Your objective → Render the material again word for word, skipping the pictures in it.

Data to use →

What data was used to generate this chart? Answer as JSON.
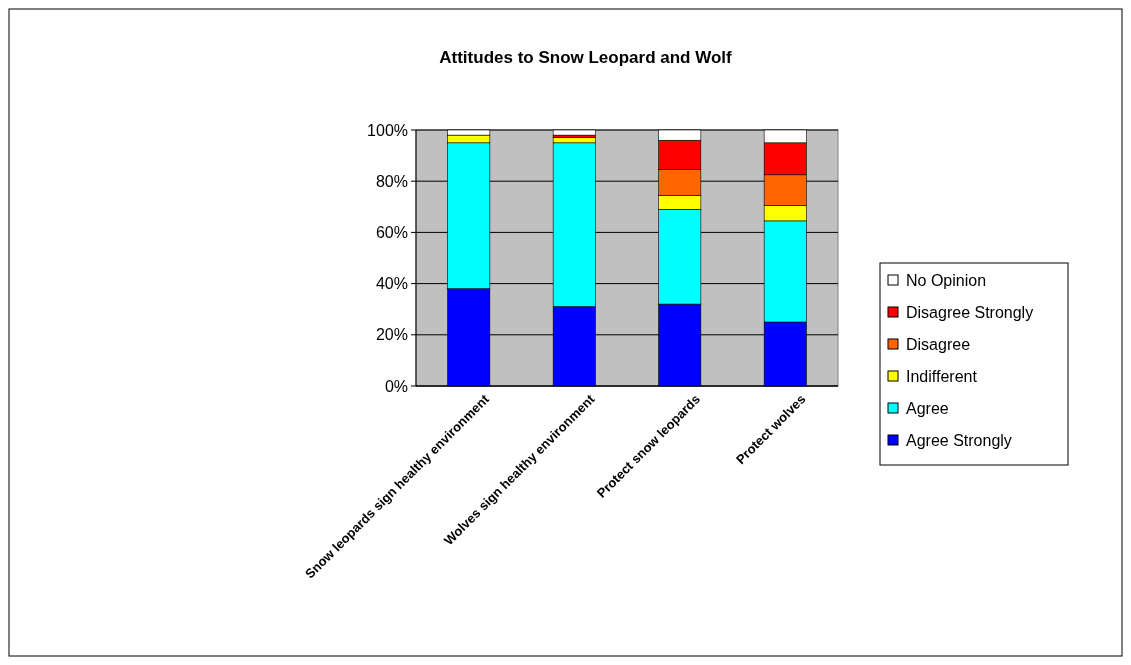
{
  "chart_data": {
    "type": "bar",
    "stacked": true,
    "title": "Attitudes to Snow Leopard and Wolf",
    "categories": [
      "Snow leopards sign healthy environment",
      "Wolves sign healthy environment",
      "Protect snow leopards",
      "Protect wolves"
    ],
    "series": [
      {
        "name": "Agree Strongly",
        "color": "#0000ff",
        "values": [
          38,
          31,
          32,
          25
        ]
      },
      {
        "name": "Agree",
        "color": "#00ffff",
        "values": [
          57,
          64,
          37,
          39.5
        ]
      },
      {
        "name": "Indifferent",
        "color": "#ffff00",
        "values": [
          3,
          2,
          5.5,
          6
        ]
      },
      {
        "name": "Disagree",
        "color": "#ff6600",
        "values": [
          0,
          0,
          10,
          12
        ]
      },
      {
        "name": "Disagree Strongly",
        "color": "#ff0000",
        "values": [
          0,
          1,
          11.5,
          12.5
        ]
      },
      {
        "name": "No Opinion",
        "color": "#ffffff",
        "values": [
          2,
          2,
          4,
          5
        ]
      }
    ],
    "ylim": [
      0,
      100
    ],
    "yticks": [
      {
        "value": 0,
        "label": "0%"
      },
      {
        "value": 20,
        "label": "20%"
      },
      {
        "value": 40,
        "label": "40%"
      },
      {
        "value": 60,
        "label": "60%"
      },
      {
        "value": 80,
        "label": "80%"
      },
      {
        "value": 100,
        "label": "100%"
      }
    ],
    "grid": "y",
    "legend": "right"
  }
}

Exercise answer →
What data was used to generate this chart? Answer as JSON.
{
  "chart_data": {
    "type": "bar",
    "stacked": true,
    "title": "Attitudes to Snow Leopard and Wolf",
    "categories": [
      "Snow leopards sign healthy environment",
      "Wolves sign healthy environment",
      "Protect snow leopards",
      "Protect wolves"
    ],
    "series": [
      {
        "name": "Agree Strongly",
        "color": "#0000ff",
        "values": [
          38,
          31,
          32,
          25
        ]
      },
      {
        "name": "Agree",
        "color": "#00ffff",
        "values": [
          57,
          64,
          37,
          39.5
        ]
      },
      {
        "name": "Indifferent",
        "color": "#ffff00",
        "values": [
          3,
          2,
          5.5,
          6
        ]
      },
      {
        "name": "Disagree",
        "color": "#ff6600",
        "values": [
          0,
          0,
          10,
          12
        ]
      },
      {
        "name": "Disagree Strongly",
        "color": "#ff0000",
        "values": [
          0,
          1,
          11.5,
          12.5
        ]
      },
      {
        "name": "No Opinion",
        "color": "#ffffff",
        "values": [
          2,
          2,
          4,
          5
        ]
      }
    ],
    "ylim": [
      0,
      100
    ],
    "yticks": [
      {
        "value": 0,
        "label": "0%"
      },
      {
        "value": 20,
        "label": "20%"
      },
      {
        "value": 40,
        "label": "40%"
      },
      {
        "value": 60,
        "label": "60%"
      },
      {
        "value": 80,
        "label": "80%"
      },
      {
        "value": 100,
        "label": "100%"
      }
    ],
    "grid": "y",
    "legend": "right"
  }
}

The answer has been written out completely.